:: Dataset records ::
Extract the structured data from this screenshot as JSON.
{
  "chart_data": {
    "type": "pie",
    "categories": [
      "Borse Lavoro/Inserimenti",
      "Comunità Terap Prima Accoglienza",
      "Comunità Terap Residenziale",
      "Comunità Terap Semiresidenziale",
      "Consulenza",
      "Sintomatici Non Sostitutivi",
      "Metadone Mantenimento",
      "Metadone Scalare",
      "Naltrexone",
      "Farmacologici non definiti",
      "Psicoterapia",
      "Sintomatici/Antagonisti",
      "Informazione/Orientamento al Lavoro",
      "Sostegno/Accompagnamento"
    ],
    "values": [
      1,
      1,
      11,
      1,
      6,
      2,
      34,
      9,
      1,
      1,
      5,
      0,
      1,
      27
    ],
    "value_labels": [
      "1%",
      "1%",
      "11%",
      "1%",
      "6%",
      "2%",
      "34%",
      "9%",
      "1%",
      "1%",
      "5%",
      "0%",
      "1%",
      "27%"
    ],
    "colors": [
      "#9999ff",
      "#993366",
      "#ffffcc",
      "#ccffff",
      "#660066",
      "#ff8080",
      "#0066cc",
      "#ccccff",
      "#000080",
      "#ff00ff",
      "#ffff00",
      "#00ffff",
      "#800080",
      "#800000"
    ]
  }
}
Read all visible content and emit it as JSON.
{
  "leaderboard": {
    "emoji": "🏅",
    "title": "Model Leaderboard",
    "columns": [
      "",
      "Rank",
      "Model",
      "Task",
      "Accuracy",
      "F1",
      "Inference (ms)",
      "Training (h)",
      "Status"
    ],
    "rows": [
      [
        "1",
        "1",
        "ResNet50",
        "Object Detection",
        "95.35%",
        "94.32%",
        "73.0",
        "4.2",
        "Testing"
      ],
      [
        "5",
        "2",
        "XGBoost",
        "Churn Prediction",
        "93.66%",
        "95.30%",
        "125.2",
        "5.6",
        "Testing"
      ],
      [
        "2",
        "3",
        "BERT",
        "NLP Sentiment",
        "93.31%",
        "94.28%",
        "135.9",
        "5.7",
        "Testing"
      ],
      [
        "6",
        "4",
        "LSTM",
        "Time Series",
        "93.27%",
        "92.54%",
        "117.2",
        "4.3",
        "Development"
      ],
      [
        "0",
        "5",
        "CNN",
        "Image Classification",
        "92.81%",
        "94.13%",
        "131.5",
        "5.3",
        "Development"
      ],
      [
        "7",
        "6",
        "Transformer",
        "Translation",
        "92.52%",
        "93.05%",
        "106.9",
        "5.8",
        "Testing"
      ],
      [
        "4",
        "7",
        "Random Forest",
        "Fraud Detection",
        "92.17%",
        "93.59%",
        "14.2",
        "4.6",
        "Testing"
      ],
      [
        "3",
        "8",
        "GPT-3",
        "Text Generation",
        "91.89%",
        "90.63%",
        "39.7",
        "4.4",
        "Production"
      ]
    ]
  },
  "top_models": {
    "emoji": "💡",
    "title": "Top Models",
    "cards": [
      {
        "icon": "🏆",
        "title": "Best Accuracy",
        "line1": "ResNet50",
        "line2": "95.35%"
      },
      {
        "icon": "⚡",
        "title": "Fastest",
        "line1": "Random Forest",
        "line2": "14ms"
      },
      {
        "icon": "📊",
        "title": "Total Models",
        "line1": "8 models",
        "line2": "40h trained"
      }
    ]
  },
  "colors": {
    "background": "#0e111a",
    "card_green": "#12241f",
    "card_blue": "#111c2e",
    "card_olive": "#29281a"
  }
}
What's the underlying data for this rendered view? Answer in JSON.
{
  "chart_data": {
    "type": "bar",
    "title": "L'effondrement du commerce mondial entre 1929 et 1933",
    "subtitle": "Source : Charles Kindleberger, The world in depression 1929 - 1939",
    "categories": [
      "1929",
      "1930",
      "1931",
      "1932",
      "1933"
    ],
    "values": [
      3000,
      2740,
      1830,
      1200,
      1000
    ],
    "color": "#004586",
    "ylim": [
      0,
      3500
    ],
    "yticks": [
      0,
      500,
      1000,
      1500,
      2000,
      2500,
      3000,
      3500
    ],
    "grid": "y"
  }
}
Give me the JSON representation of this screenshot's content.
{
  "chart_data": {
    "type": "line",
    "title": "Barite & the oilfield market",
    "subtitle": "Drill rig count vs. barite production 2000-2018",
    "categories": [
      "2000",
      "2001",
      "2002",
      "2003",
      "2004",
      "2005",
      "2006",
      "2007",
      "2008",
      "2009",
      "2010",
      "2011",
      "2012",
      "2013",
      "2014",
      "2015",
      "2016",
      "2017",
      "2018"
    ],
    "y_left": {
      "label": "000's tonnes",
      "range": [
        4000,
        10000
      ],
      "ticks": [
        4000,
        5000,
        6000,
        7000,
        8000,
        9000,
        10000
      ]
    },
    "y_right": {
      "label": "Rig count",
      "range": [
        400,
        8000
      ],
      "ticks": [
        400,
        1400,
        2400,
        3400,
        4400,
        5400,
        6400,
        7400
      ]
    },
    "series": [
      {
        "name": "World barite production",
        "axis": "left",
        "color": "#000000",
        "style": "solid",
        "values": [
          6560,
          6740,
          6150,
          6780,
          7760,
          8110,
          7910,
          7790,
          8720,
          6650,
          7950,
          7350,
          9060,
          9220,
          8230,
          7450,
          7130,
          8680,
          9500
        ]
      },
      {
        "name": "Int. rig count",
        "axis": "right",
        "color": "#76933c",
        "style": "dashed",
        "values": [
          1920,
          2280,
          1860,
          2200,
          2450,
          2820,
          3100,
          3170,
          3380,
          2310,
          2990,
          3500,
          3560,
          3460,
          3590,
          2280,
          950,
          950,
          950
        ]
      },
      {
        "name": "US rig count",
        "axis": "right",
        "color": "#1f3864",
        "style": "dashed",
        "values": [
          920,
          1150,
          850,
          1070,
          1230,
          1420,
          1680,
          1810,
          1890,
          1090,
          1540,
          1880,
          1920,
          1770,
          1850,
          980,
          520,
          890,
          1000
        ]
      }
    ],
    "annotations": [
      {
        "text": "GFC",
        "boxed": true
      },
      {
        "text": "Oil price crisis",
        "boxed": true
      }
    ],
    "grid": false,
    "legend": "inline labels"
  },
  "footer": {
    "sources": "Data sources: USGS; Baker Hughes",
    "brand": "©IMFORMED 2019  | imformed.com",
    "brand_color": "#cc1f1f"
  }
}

:: Goal ::
Every line of the records above needs to be given again exactly.

:: Result of the task ::
Extract the structured data from this screenshot as JSON.
{
  "chart_data": {
    "type": "pie",
    "categories": [
      "Borse Lavoro/Inserimenti",
      "Comunità Terap Prima Accoglienza",
      "Comunità Terap Residenziale",
      "Comunità Terap Semiresidenziale",
      "Consulenza",
      "Sintomatici Non Sostitutivi",
      "Metadone Mantenimento",
      "Metadone Scalare",
      "Naltrexone",
      "Farmacologici non definiti",
      "Psicoterapia",
      "Sintomatici/Antagonisti",
      "Informazione/Orientamento al Lavoro",
      "Sostegno/Accompagnamento"
    ],
    "values": [
      1,
      1,
      11,
      1,
      6,
      2,
      34,
      9,
      1,
      1,
      5,
      0,
      1,
      27
    ],
    "value_labels": [
      "1%",
      "1%",
      "11%",
      "1%",
      "6%",
      "2%",
      "34%",
      "9%",
      "1%",
      "1%",
      "5%",
      "0%",
      "1%",
      "27%"
    ],
    "colors": [
      "#9999ff",
      "#993366",
      "#ffffcc",
      "#ccffff",
      "#660066",
      "#ff8080",
      "#0066cc",
      "#ccccff",
      "#000080",
      "#ff00ff",
      "#ffff00",
      "#00ffff",
      "#800080",
      "#800000"
    ]
  }
}
Read all visible content and emit it as JSON.
{
  "leaderboard": {
    "emoji": "🏅",
    "title": "Model Leaderboard",
    "columns": [
      "",
      "Rank",
      "Model",
      "Task",
      "Accuracy",
      "F1",
      "Inference (ms)",
      "Training (h)",
      "Status"
    ],
    "rows": [
      [
        "1",
        "1",
        "ResNet50",
        "Object Detection",
        "95.35%",
        "94.32%",
        "73.0",
        "4.2",
        "Testing"
      ],
      [
        "5",
        "2",
        "XGBoost",
        "Churn Prediction",
        "93.66%",
        "95.30%",
        "125.2",
        "5.6",
        "Testing"
      ],
      [
        "2",
        "3",
        "BERT",
        "NLP Sentiment",
        "93.31%",
        "94.28%",
        "135.9",
        "5.7",
        "Testing"
      ],
      [
        "6",
        "4",
        "LSTM",
        "Time Series",
        "93.27%",
        "92.54%",
        "117.2",
        "4.3",
        "Development"
      ],
      [
        "0",
        "5",
        "CNN",
        "Image Classification",
        "92.81%",
        "94.13%",
        "131.5",
        "5.3",
        "Development"
      ],
      [
        "7",
        "6",
        "Transformer",
        "Translation",
        "92.52%",
        "93.05%",
        "106.9",
        "5.8",
        "Testing"
      ],
      [
        "4",
        "7",
        "Random Forest",
        "Fraud Detection",
        "92.17%",
        "93.59%",
        "14.2",
        "4.6",
        "Testing"
      ],
      [
        "3",
        "8",
        "GPT-3",
        "Text Generation",
        "91.89%",
        "90.63%",
        "39.7",
        "4.4",
        "Production"
      ]
    ]
  },
  "top_models": {
    "emoji": "💡",
    "title": "Top Models",
    "cards": [
      {
        "icon": "🏆",
        "title": "Best Accuracy",
        "line1": "ResNet50",
        "line2": "95.35%"
      },
      {
        "icon": "⚡",
        "title": "Fastest",
        "line1": "Random Forest",
        "line2": "14ms"
      },
      {
        "icon": "📊",
        "title": "Total Models",
        "line1": "8 models",
        "line2": "40h trained"
      }
    ]
  },
  "colors": {
    "background": "#0e111a",
    "card_green": "#12241f",
    "card_blue": "#111c2e",
    "card_olive": "#29281a"
  }
}
What's the underlying data for this rendered view? Answer in JSON.
{
  "chart_data": {
    "type": "bar",
    "title": "L'effondrement du commerce mondial entre 1929 et 1933",
    "subtitle": "Source : Charles Kindleberger, The world in depression 1929 - 1939",
    "categories": [
      "1929",
      "1930",
      "1931",
      "1932",
      "1933"
    ],
    "values": [
      3000,
      2740,
      1830,
      1200,
      1000
    ],
    "color": "#004586",
    "ylim": [
      0,
      3500
    ],
    "yticks": [
      0,
      500,
      1000,
      1500,
      2000,
      2500,
      3000,
      3500
    ],
    "grid": "y"
  }
}
Give me the JSON representation of this screenshot's content.
{
  "chart_data": {
    "type": "line",
    "title": "Barite & the oilfield market",
    "subtitle": "Drill rig count vs. barite production 2000-2018",
    "categories": [
      "2000",
      "2001",
      "2002",
      "2003",
      "2004",
      "2005",
      "2006",
      "2007",
      "2008",
      "2009",
      "2010",
      "2011",
      "2012",
      "2013",
      "2014",
      "2015",
      "2016",
      "2017",
      "2018"
    ],
    "y_left": {
      "label": "000's tonnes",
      "range": [
        4000,
        10000
      ],
      "ticks": [
        4000,
        5000,
        6000,
        7000,
        8000,
        9000,
        10000
      ]
    },
    "y_right": {
      "label": "Rig count",
      "range": [
        400,
        8000
      ],
      "ticks": [
        400,
        1400,
        2400,
        3400,
        4400,
        5400,
        6400,
        7400
      ]
    },
    "series": [
      {
        "name": "World barite production",
        "axis": "left",
        "color": "#000000",
        "style": "solid",
        "values": [
          6560,
          6740,
          6150,
          6780,
          7760,
          8110,
          7910,
          7790,
          8720,
          6650,
          7950,
          7350,
          9060,
          9220,
          8230,
          7450,
          7130,
          8680,
          9500
        ]
      },
      {
        "name": "Int. rig count",
        "axis": "right",
        "color": "#76933c",
        "style": "dashed",
        "values": [
          1920,
          2280,
          1860,
          2200,
          2450,
          2820,
          3100,
          3170,
          3380,
          2310,
          2990,
          3500,
          3560,
          3460,
          3590,
          2280,
          950,
          950,
          950
        ]
      },
      {
        "name": "US rig count",
        "axis": "right",
        "color": "#1f3864",
        "style": "dashed",
        "values": [
          920,
          1150,
          850,
          1070,
          1230,
          1420,
          1680,
          1810,
          1890,
          1090,
          1540,
          1880,
          1920,
          1770,
          1850,
          980,
          520,
          890,
          1000
        ]
      }
    ],
    "annotations": [
      {
        "text": "GFC",
        "boxed": true
      },
      {
        "text": "Oil price crisis",
        "boxed": true
      }
    ],
    "grid": false,
    "legend": "inline labels"
  },
  "footer": {
    "sources": "Data sources: USGS; Baker Hughes",
    "brand": "©IMFORMED 2019  | imformed.com",
    "brand_color": "#cc1f1f"
  }
}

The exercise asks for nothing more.